### DATASET CONTENT
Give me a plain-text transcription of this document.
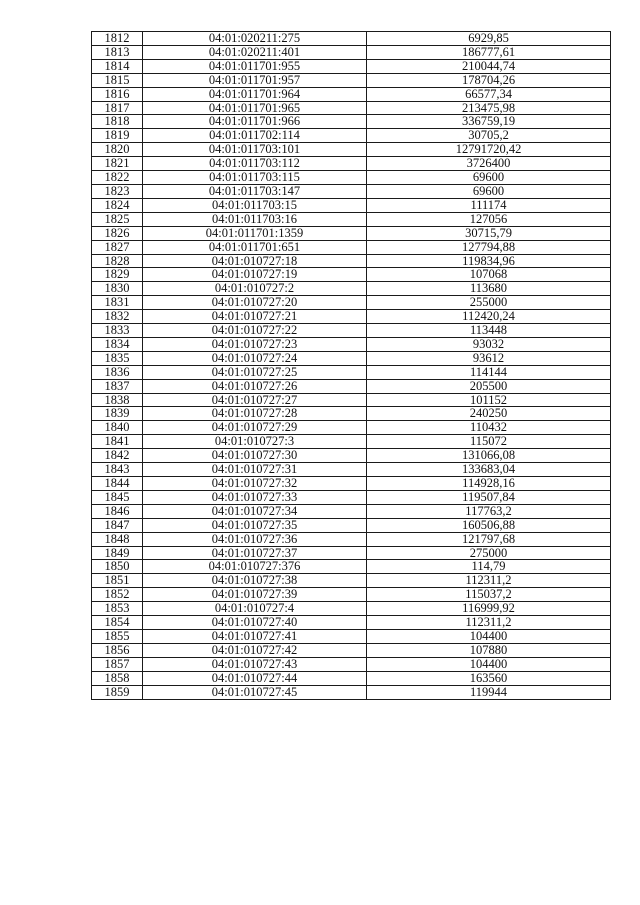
1812	04:01:020211:275	6929,85
1813	04:01:020211:401	186777,61
1814	04:01:011701:955	210044,74
1815	04:01:011701:957	178704,26
1816	04:01:011701:964	66577,34
1817	04:01:011701:965	213475,98
1818	04:01:011701:966	336759,19
1819	04:01:011702:114	30705,2
1820	04:01:011703:101	12791720,42
1821	04:01:011703:112	3726400
1822	04:01:011703:115	69600
1823	04:01:011703:147	69600
1824	04:01:011703:15	111174
1825	04:01:011703:16	127056
1826	04:01:011701:1359	30715,79
1827	04:01:011701:651	127794,88
1828	04:01:010727:18	119834,96
1829	04:01:010727:19	107068
1830	04:01:010727:2	113680
1831	04:01:010727:20	255000
1832	04:01:010727:21	112420,24
1833	04:01:010727:22	113448
1834	04:01:010727:23	93032
1835	04:01:010727:24	93612
1836	04:01:010727:25	114144
1837	04:01:010727:26	205500
1838	04:01:010727:27	101152
1839	04:01:010727:28	240250
1840	04:01:010727:29	110432
1841	04:01:010727:3	115072
1842	04:01:010727:30	131066,08
1843	04:01:010727:31	133683,04
1844	04:01:010727:32	114928,16
1845	04:01:010727:33	119507,84
1846	04:01:010727:34	117763,2
1847	04:01:010727:35	160506,88
1848	04:01:010727:36	121797,68
1849	04:01:010727:37	275000
1850	04:01:010727:376	114,79
1851	04:01:010727:38	112311,2
1852	04:01:010727:39	115037,2
1853	04:01:010727:4	116999,92
1854	04:01:010727:40	112311,2
1855	04:01:010727:41	104400
1856	04:01:010727:42	107880
1857	04:01:010727:43	104400
1858	04:01:010727:44	163560
1859	04:01:010727:45	119944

### WHAT YOU NEED TO DO
Can the entries above be repeated exactly, without their pictures?

### EXPECTED ANSWER
Give me a plain-text transcription of this document.
1812	04:01:020211:275	6929,85
1813	04:01:020211:401	186777,61
1814	04:01:011701:955	210044,74
1815	04:01:011701:957	178704,26
1816	04:01:011701:964	66577,34
1817	04:01:011701:965	213475,98
1818	04:01:011701:966	336759,19
1819	04:01:011702:114	30705,2
1820	04:01:011703:101	12791720,42
1821	04:01:011703:112	3726400
1822	04:01:011703:115	69600
1823	04:01:011703:147	69600
1824	04:01:011703:15	111174
1825	04:01:011703:16	127056
1826	04:01:011701:1359	30715,79
1827	04:01:011701:651	127794,88
1828	04:01:010727:18	119834,96
1829	04:01:010727:19	107068
1830	04:01:010727:2	113680
1831	04:01:010727:20	255000
1832	04:01:010727:21	112420,24
1833	04:01:010727:22	113448
1834	04:01:010727:23	93032
1835	04:01:010727:24	93612
1836	04:01:010727:25	114144
1837	04:01:010727:26	205500
1838	04:01:010727:27	101152
1839	04:01:010727:28	240250
1840	04:01:010727:29	110432
1841	04:01:010727:3	115072
1842	04:01:010727:30	131066,08
1843	04:01:010727:31	133683,04
1844	04:01:010727:32	114928,16
1845	04:01:010727:33	119507,84
1846	04:01:010727:34	117763,2
1847	04:01:010727:35	160506,88
1848	04:01:010727:36	121797,68
1849	04:01:010727:37	275000
1850	04:01:010727:376	114,79
1851	04:01:010727:38	112311,2
1852	04:01:010727:39	115037,2
1853	04:01:010727:4	116999,92
1854	04:01:010727:40	112311,2
1855	04:01:010727:41	104400
1856	04:01:010727:42	107880
1857	04:01:010727:43	104400
1858	04:01:010727:44	163560
1859	04:01:010727:45	119944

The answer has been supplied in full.